:: Written problem ::
Using the entries that follow, collect the lines where the word "this" appears.

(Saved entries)
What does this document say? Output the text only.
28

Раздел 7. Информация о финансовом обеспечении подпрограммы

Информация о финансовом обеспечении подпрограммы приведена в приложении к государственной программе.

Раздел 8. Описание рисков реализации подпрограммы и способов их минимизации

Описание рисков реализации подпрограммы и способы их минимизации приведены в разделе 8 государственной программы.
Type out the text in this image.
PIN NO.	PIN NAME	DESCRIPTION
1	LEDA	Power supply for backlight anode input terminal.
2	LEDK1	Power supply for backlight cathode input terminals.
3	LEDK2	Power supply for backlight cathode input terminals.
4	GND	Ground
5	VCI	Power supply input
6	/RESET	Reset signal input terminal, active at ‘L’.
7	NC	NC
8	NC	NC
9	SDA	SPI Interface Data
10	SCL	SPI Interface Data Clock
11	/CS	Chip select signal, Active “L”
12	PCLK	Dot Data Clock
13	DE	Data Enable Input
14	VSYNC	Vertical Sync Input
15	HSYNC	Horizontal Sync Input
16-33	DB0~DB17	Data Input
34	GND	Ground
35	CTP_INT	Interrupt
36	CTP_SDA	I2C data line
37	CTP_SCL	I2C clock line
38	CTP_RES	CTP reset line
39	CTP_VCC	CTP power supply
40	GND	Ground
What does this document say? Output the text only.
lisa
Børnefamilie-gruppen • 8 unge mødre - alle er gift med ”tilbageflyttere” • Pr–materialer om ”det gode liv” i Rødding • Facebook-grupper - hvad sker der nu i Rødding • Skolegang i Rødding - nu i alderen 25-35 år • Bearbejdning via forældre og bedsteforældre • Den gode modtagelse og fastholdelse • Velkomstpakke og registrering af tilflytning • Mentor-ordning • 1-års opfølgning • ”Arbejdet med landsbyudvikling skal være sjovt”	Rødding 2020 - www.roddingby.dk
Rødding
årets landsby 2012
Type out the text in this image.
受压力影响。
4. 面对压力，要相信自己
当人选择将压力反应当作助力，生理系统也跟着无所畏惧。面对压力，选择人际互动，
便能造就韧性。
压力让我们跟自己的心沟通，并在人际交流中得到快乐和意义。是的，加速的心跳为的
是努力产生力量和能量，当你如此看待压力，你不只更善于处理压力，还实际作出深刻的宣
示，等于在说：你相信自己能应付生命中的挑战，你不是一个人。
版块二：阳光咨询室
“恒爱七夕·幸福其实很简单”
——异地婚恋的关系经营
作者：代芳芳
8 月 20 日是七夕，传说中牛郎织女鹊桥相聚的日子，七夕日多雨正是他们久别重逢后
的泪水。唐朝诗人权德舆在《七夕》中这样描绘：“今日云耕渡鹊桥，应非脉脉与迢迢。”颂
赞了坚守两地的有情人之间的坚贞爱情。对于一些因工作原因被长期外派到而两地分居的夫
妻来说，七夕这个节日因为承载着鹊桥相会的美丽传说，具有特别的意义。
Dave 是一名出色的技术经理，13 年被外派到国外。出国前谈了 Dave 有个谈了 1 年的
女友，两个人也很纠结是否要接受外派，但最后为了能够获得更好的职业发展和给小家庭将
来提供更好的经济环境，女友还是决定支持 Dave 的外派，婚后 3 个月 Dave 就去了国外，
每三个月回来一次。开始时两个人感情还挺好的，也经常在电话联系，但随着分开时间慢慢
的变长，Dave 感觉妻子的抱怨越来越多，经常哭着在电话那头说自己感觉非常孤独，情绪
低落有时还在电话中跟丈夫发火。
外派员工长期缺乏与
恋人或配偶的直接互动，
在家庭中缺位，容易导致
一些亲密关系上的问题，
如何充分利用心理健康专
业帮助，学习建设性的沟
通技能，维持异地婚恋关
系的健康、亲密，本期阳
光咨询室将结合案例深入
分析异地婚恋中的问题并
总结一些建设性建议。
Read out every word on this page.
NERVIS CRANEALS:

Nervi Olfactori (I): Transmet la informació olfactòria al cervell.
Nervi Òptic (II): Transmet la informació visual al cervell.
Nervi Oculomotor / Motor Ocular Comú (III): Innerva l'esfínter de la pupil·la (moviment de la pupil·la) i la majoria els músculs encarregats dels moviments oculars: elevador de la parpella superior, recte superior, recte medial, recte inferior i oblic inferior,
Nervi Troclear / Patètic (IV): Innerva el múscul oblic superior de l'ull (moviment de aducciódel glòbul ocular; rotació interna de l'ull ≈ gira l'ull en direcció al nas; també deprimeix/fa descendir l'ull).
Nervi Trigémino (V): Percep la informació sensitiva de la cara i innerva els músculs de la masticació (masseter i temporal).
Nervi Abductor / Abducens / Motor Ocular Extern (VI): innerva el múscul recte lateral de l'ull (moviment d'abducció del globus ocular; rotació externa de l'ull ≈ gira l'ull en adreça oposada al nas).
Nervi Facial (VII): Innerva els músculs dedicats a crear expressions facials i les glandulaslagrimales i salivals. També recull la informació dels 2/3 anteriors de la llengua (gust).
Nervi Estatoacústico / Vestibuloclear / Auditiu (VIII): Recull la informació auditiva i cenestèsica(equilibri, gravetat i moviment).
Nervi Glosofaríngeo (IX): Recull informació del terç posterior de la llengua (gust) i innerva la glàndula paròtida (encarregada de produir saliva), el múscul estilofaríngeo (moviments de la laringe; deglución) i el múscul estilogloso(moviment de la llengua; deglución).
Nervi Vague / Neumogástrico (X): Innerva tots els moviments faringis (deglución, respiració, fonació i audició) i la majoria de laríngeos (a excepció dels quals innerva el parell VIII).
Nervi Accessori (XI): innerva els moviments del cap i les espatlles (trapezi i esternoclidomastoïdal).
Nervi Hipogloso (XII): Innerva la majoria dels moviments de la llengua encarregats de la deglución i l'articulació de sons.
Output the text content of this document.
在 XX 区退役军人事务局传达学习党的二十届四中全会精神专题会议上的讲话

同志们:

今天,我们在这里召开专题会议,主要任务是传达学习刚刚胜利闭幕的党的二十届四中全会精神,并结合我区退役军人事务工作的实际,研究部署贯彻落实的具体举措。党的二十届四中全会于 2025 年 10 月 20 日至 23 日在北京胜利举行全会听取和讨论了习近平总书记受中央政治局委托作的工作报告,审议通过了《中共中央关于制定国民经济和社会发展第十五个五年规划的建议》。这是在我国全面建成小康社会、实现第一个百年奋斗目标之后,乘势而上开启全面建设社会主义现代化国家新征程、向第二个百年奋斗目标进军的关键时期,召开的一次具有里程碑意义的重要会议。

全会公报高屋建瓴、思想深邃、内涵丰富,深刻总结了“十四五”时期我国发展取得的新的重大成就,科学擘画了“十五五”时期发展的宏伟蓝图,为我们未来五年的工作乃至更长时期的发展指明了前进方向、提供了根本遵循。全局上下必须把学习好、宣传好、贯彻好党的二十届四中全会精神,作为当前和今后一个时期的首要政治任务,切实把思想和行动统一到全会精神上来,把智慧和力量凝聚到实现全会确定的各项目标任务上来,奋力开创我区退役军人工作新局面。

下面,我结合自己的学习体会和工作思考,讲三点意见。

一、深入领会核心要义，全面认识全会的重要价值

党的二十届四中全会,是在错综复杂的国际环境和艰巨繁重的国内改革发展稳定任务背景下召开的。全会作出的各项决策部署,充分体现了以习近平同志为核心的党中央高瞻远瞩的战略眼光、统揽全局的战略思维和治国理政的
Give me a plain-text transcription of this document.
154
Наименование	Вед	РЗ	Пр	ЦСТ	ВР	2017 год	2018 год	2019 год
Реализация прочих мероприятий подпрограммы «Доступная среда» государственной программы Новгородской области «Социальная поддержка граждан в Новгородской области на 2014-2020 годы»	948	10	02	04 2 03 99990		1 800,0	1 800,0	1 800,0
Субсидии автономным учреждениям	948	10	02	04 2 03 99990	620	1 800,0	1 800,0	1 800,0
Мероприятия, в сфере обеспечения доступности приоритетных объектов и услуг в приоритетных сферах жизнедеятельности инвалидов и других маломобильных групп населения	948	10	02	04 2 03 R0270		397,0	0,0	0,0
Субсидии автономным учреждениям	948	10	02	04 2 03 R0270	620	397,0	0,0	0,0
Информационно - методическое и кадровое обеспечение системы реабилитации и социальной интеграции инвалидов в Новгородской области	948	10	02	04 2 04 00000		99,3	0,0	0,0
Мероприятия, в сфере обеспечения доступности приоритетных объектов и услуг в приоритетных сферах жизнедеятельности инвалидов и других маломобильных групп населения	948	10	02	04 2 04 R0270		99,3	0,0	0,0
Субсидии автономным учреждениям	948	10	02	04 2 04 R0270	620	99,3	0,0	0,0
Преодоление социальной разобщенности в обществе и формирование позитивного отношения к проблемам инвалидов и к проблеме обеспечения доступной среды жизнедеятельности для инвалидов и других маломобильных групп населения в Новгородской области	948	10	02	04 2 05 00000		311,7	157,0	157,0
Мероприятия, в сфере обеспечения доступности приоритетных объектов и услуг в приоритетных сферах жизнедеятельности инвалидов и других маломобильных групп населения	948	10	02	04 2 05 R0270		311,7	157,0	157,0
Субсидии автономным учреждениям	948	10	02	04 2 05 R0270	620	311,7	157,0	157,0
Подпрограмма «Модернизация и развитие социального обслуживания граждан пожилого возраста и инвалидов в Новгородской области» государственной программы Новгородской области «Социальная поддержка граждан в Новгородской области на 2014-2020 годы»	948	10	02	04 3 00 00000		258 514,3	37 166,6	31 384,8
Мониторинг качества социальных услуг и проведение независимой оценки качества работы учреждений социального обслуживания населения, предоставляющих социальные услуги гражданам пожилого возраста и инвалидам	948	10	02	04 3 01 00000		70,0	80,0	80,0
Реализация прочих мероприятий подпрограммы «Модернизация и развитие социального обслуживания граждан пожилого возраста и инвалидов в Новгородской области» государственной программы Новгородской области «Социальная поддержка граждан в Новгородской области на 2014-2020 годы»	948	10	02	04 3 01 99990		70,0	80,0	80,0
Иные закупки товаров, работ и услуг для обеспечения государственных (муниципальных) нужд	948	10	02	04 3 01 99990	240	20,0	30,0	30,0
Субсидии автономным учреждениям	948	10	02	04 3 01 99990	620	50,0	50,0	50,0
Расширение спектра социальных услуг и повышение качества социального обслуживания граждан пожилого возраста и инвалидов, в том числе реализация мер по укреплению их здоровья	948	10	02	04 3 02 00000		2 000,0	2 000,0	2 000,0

:: Exercise result ::
What does this document say? Output the text only.
Type out the text in this image.
What does this document say? Output the text only.
Type out the text in this image.
Read out every word on this page.
Output the text content of this document.
Give me a plain-text transcription of this document.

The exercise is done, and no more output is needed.